• _EXCERPT PROVIDED_:

● ● ● ● ● ● ●

Approximately forty years ago, Laszlo laid out a different kind of courtship to a Ukrainian woman named Klara. She used to be a foreign language teacher who was impressed by her man’s belief that “innate talent is nothing and that success is 99 percent hardwork”. Typical courtship would have been consisted of letters with promise of never ending love. For Laszlo, he instead setout a plan with Klara in carrying out their future offspring. He was greatly influenced by his biographies readings for hundreds of great intellectuals, which he was able to identify a common theme – “early and intensive specialization in a particular subject.” The two were soon married and gave birth to a healthy baby girl, Susan.

Born on April 19, 1969 in Budapest, Hungary and the eldest of the three siblings, Judith and Sophia. Laszlo believed that the public school system could only produce mediocre minds. To turn a healthy child into a prodigy was something that he was very confident of producing. Hence, he battled Hungarian authorities for allowing him to homeschool his children. Together with Klara, they taught them German, English and high-level mathematics. All the three siblings are multi-lingual. Susan ended up speaking seven languages including Esperanto, fluently.

If Bobby Fischer had the first encounter of chess set from a candy store, Susan Polgar had hers while digging through a cabinet when she was barely four (4) years old. Klara, who know nothing about the game, was amazed after finding young Susan deeply engrossed into the chess pieces and asked Laszlo to teach Susan of the ancient game.

● ● ● ● ● ● ●

• _RECORD SET_:
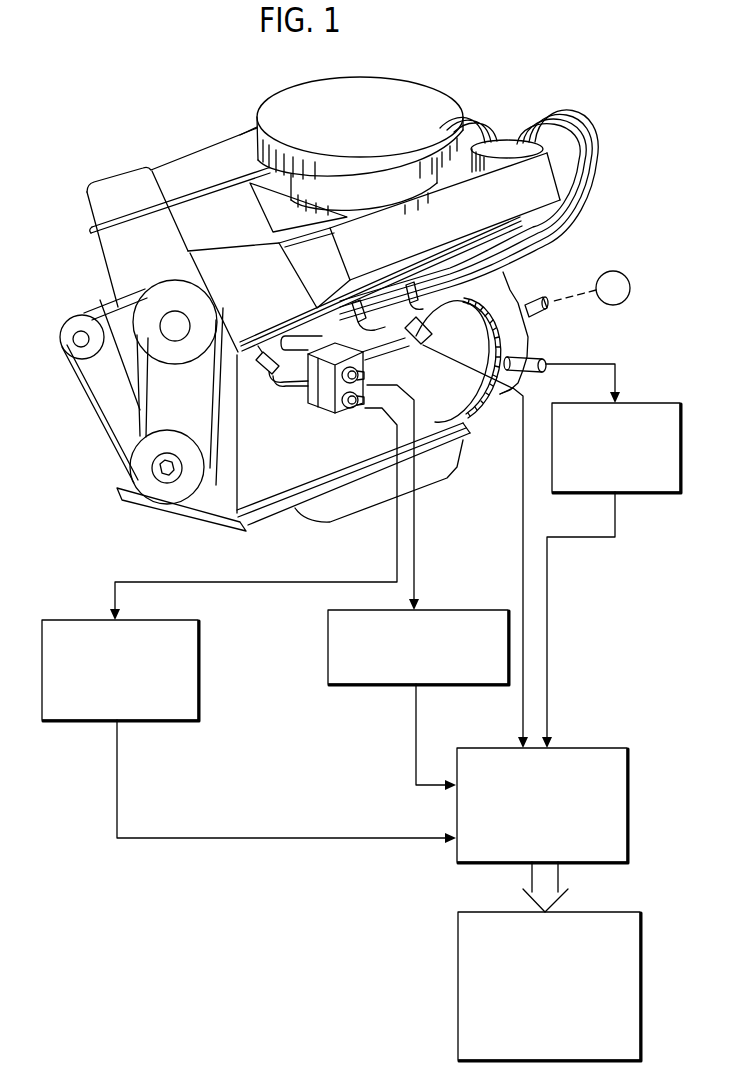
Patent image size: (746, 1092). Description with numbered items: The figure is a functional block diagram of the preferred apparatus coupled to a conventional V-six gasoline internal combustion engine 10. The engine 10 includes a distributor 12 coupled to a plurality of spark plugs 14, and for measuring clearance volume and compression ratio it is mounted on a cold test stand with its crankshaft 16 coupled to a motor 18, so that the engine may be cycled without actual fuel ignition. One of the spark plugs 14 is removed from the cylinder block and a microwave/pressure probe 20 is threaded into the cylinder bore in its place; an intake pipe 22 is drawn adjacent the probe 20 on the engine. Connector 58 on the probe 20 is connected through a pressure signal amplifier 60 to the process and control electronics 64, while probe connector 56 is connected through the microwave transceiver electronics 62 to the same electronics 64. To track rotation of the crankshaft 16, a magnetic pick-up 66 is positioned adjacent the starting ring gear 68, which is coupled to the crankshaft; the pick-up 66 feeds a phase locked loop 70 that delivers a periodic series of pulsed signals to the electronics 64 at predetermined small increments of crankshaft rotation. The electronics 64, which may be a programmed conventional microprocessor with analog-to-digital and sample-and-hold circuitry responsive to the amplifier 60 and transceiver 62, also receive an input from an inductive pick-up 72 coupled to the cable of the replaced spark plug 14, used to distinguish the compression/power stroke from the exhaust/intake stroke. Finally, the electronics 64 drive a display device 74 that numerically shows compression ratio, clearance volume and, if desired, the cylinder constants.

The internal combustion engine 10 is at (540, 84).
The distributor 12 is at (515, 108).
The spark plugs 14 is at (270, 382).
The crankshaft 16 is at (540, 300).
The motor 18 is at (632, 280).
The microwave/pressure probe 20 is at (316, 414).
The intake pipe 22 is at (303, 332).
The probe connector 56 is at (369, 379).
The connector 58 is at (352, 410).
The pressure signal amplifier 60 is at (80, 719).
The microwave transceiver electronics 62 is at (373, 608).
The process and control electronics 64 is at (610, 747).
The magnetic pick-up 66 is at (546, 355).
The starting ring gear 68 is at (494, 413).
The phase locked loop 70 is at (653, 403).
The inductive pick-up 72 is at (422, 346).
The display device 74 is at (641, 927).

● ● ● ● ● ● ●

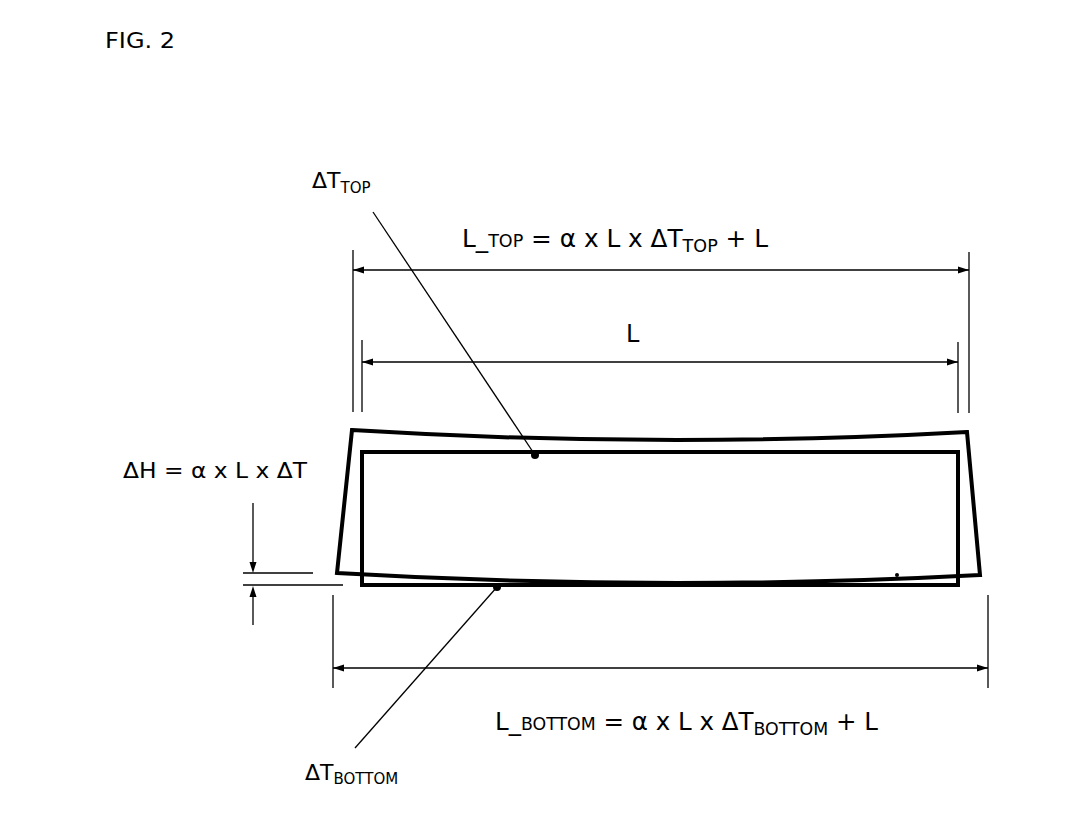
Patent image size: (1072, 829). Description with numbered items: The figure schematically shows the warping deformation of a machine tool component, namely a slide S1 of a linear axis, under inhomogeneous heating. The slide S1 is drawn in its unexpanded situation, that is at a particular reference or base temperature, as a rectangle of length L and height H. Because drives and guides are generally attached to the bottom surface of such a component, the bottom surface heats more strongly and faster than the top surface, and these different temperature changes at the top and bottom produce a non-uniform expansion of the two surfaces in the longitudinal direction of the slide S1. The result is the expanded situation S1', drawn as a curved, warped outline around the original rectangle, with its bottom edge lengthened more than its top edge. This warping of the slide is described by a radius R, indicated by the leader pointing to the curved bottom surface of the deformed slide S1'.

● ● ● ● ● ● ●

• _GIVEN INSTRUCTION 1_: Copy the rows word for word, starting at the line containing "Patent image size: (746, 1092)." and ending at the line containing "The starting ring gear 68 is at (494, 413).".
• _GIVEN INSTRUCTION 2_: Write the next part of the passage about Susan Polgar's upbringing, picking up after its final sentence.
The passage about Susan Polgar and the rows have nothing to do with each other.

• _REPLY 1_:
Patent image size: (746, 1092). Description with numbered items: The figure is a functional block diagram of the preferred apparatus coupled to a conventional V-six gasoline internal combustion engine 10. The engine 10 includes a distributor 12 coupled to a plurality of spark plugs 14, and for measuring clearance volume and compression ratio it is mounted on a cold test stand with its crankshaft 16 coupled to a motor 18, so that the engine may be cycled without actual fuel ignition. One of the spark plugs 14 is removed from the cylinder block and a microwave/pressure probe 20 is threaded into the cylinder bore in its place; an intake pipe 22 is drawn adjacent the probe 20 on the engine. Connector 58 on the probe 20 is connected through a pressure signal amplifier 60 to the process and control electronics 64, while probe connector 56 is connected through the microwave transceiver electronics 62 to the same electronics 64. To track rotation of the crankshaft 16, a magnetic pick-up 66 is positioned adjacent the starting ring gear 68, which is coupled to the crankshaft; the pick-up 66 feeds a phase locked loop 70 that delivers a periodic series of pulsed signals to the electronics 64 at predetermined small increments of crankshaft rotation. The electronics 64, which may be a programmed conventional microprocessor with analog-to-digital and sample-and-hold circuitry responsive to the amplifier 60 and transceiver 62, also receive an input from an inductive pick-up 72 coupled to the cable of the replaced spark plug 14, used to distinguish the compression/power stroke from the exhaust/intake stroke. Finally, the electronics 64 drive a display device 74 that numerically shows compression ratio, clearance volume and, if desired, the cylinder constants.

The internal combustion engine 10 is at (540, 84).
The distributor 12 is at (515, 108).
The spark plugs 14 is at (270, 382).
The crankshaft 16 is at (540, 300).
The motor 18 is at (632, 280).
The microwave/pressure probe 20 is at (316, 414).
The intake pipe 22 is at (303, 332).
The probe connector 56 is at (369, 379).
The connector 58 is at (352, 410).
The pressure signal amplifier 60 is at (80, 719).
The microwave transceiver electronics 62 is at (373, 608).
The process and control electronics 64 is at (610, 747).
The magnetic pick-up 66 is at (546, 355).
The starting ring gear 68 is at (494, 413).

• _REPLY 2_:
Then chess became the perfect and culminating activity for the young Polgars. One day, the young Judith and Sophia peeked through into a small window to a room where Laszlo was teaching Susan chess. He realised the curiosity of the two and told that they can only join them if they too learn to play the game. The three became engrossed which unknown to them was the start of something big for the family. While their world was largely occupied by pushing the pieces, other activities like swimming, playing ping-pong and joke-sharing sessions were part of the happy childhood moments of the Polgar sisters.

Laszlo did not mind at all that only less than 1% of chess players are women. What he firmly believed in is that if inborn talent has nothing to do in his theory, and so is the gender. Laszlo executed the great plans while Clara, always on his back, handled the other aspects of family life. In later years, she found herself coordinating the travel itineraries of the family to participate in the major tournaments. Clara once said, "I am always part of the realization. The thread follows the needle. I am the thread."

When Susan Polgar was barely 5 years old, she was tag along to a smoke-filled Budapest Chess Club crowded with aged men. She was paired with one of the regulars who laughed at her but later faced the ego-crushing loss to little Susan. Soon, the under age 11 of the city’s tournaments for girls was ruled by Susan without a loss.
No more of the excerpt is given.